= Recorded data =
^^^^^^^^^^^^^^^^
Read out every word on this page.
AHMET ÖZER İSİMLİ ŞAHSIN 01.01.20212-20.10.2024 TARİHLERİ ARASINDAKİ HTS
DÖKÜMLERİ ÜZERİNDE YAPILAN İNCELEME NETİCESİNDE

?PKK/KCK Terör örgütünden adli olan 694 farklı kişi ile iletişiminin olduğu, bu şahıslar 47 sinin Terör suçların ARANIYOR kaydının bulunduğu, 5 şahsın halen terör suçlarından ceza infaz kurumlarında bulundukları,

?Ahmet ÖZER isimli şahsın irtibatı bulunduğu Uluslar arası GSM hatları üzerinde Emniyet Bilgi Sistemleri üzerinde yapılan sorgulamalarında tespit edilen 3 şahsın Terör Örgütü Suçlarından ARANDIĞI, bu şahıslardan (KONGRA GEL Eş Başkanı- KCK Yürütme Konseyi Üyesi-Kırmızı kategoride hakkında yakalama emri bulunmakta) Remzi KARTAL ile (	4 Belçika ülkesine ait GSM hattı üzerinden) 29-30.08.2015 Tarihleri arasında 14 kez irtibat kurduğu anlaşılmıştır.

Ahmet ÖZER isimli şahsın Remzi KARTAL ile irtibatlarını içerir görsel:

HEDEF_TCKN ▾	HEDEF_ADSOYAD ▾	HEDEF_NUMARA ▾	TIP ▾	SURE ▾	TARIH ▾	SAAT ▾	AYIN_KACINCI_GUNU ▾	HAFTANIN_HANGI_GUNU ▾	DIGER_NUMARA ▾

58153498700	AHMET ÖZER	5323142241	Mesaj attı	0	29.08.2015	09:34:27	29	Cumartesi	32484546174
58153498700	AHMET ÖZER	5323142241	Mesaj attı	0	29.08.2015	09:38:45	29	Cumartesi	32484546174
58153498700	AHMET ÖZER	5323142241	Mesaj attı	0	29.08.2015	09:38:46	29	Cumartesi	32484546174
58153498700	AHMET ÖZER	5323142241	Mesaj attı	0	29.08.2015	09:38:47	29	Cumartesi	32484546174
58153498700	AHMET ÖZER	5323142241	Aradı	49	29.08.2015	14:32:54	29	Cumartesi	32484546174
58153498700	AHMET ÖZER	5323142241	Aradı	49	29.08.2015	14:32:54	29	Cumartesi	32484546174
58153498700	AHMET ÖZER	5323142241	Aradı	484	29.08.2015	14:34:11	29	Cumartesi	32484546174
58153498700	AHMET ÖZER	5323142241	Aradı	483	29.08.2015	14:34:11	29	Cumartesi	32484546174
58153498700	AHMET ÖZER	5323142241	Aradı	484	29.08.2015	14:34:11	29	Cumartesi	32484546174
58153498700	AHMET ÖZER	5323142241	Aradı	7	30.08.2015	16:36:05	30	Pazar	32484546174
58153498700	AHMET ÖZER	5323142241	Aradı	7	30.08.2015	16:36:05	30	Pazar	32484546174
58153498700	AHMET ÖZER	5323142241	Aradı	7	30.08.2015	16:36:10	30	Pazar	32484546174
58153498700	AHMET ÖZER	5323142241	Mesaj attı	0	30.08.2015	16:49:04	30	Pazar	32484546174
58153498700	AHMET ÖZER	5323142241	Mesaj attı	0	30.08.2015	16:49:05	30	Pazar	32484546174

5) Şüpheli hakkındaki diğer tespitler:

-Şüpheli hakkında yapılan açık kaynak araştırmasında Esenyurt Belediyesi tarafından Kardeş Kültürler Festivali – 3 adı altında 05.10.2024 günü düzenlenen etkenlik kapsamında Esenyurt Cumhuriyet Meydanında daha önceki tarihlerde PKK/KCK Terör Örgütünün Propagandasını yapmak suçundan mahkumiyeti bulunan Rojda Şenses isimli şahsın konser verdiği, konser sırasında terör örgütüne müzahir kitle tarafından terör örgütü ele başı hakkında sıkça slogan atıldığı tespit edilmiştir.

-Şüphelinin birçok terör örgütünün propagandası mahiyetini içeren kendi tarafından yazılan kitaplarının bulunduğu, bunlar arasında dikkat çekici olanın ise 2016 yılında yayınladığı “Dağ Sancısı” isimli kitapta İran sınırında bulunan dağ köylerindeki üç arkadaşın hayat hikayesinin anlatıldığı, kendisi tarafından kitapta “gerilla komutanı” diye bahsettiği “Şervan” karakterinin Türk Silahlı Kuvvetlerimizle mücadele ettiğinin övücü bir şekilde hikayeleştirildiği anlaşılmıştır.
^^^^^^^^^^^^^^^^
= Task description =
Please set down the whole listing above without altering a single line.

= Exercise solution =
Read out every word on this page.
AHMET ÖZER İSİMLİ ŞAHSIN 01.01.20212-20.10.2024 TARİHLERİ ARASINDAKİ HTS
DÖKÜMLERİ ÜZERİNDE YAPILAN İNCELEME NETİCESİNDE

?PKK/KCK Terör örgütünden adli olan 694 farklı kişi ile iletişiminin olduğu, bu şahıslar 47 sinin Terör suçların ARANIYOR kaydının bulunduğu, 5 şahsın halen terör suçlarından ceza infaz kurumlarında bulundukları,

?Ahmet ÖZER isimli şahsın irtibatı bulunduğu Uluslar arası GSM hatları üzerinde Emniyet Bilgi Sistemleri üzerinde yapılan sorgulamalarında tespit edilen 3 şahsın Terör Örgütü Suçlarından ARANDIĞI, bu şahıslardan (KONGRA GEL Eş Başkanı- KCK Yürütme Konseyi Üyesi-Kırmızı kategoride hakkında yakalama emri bulunmakta) Remzi KARTAL ile (	4 Belçika ülkesine ait GSM hattı üzerinden) 29-30.08.2015 Tarihleri arasında 14 kez irtibat kurduğu anlaşılmıştır.

Ahmet ÖZER isimli şahsın Remzi KARTAL ile irtibatlarını içerir görsel:

HEDEF_TCKN ▾	HEDEF_ADSOYAD ▾	HEDEF_NUMARA ▾	TIP ▾	SURE ▾	TARIH ▾	SAAT ▾	AYIN_KACINCI_GUNU ▾	HAFTANIN_HANGI_GUNU ▾	DIGER_NUMARA ▾

58153498700	AHMET ÖZER	5323142241	Mesaj attı	0	29.08.2015	09:34:27	29	Cumartesi	32484546174
58153498700	AHMET ÖZER	5323142241	Mesaj attı	0	29.08.2015	09:38:45	29	Cumartesi	32484546174
58153498700	AHMET ÖZER	5323142241	Mesaj attı	0	29.08.2015	09:38:46	29	Cumartesi	32484546174
58153498700	AHMET ÖZER	5323142241	Mesaj attı	0	29.08.2015	09:38:47	29	Cumartesi	32484546174
58153498700	AHMET ÖZER	5323142241	Aradı	49	29.08.2015	14:32:54	29	Cumartesi	32484546174
58153498700	AHMET ÖZER	5323142241	Aradı	49	29.08.2015	14:32:54	29	Cumartesi	32484546174
58153498700	AHMET ÖZER	5323142241	Aradı	484	29.08.2015	14:34:11	29	Cumartesi	32484546174
58153498700	AHMET ÖZER	5323142241	Aradı	483	29.08.2015	14:34:11	29	Cumartesi	32484546174
58153498700	AHMET ÖZER	5323142241	Aradı	484	29.08.2015	14:34:11	29	Cumartesi	32484546174
58153498700	AHMET ÖZER	5323142241	Aradı	7	30.08.2015	16:36:05	30	Pazar	32484546174
58153498700	AHMET ÖZER	5323142241	Aradı	7	30.08.2015	16:36:05	30	Pazar	32484546174
58153498700	AHMET ÖZER	5323142241	Aradı	7	30.08.2015	16:36:10	30	Pazar	32484546174
58153498700	AHMET ÖZER	5323142241	Mesaj attı	0	30.08.2015	16:49:04	30	Pazar	32484546174
58153498700	AHMET ÖZER	5323142241	Mesaj attı	0	30.08.2015	16:49:05	30	Pazar	32484546174

5) Şüpheli hakkındaki diğer tespitler:

-Şüpheli hakkında yapılan açık kaynak araştırmasında Esenyurt Belediyesi tarafından Kardeş Kültürler Festivali – 3 adı altında 05.10.2024 günü düzenlenen etkenlik kapsamında Esenyurt Cumhuriyet Meydanında daha önceki tarihlerde PKK/KCK Terör Örgütünün Propagandasını yapmak suçundan mahkumiyeti bulunan Rojda Şenses isimli şahsın konser verdiği, konser sırasında terör örgütüne müzahir kitle tarafından terör örgütü ele başı hakkında sıkça slogan atıldığı tespit edilmiştir.

-Şüphelinin birçok terör örgütünün propagandası mahiyetini içeren kendi tarafından yazılan kitaplarının bulunduğu, bunlar arasında dikkat çekici olanın ise 2016 yılında yayınladığı “Dağ Sancısı” isimli kitapta İran sınırında bulunan dağ köylerindeki üç arkadaşın hayat hikayesinin anlatıldığı, kendisi tarafından kitapta “gerilla komutanı” diye bahsettiği “Şervan” karakterinin Türk Silahlı Kuvvetlerimizle mücadele ettiğinin övücü bir şekilde hikayeleştirildiği anlaşılmıştır.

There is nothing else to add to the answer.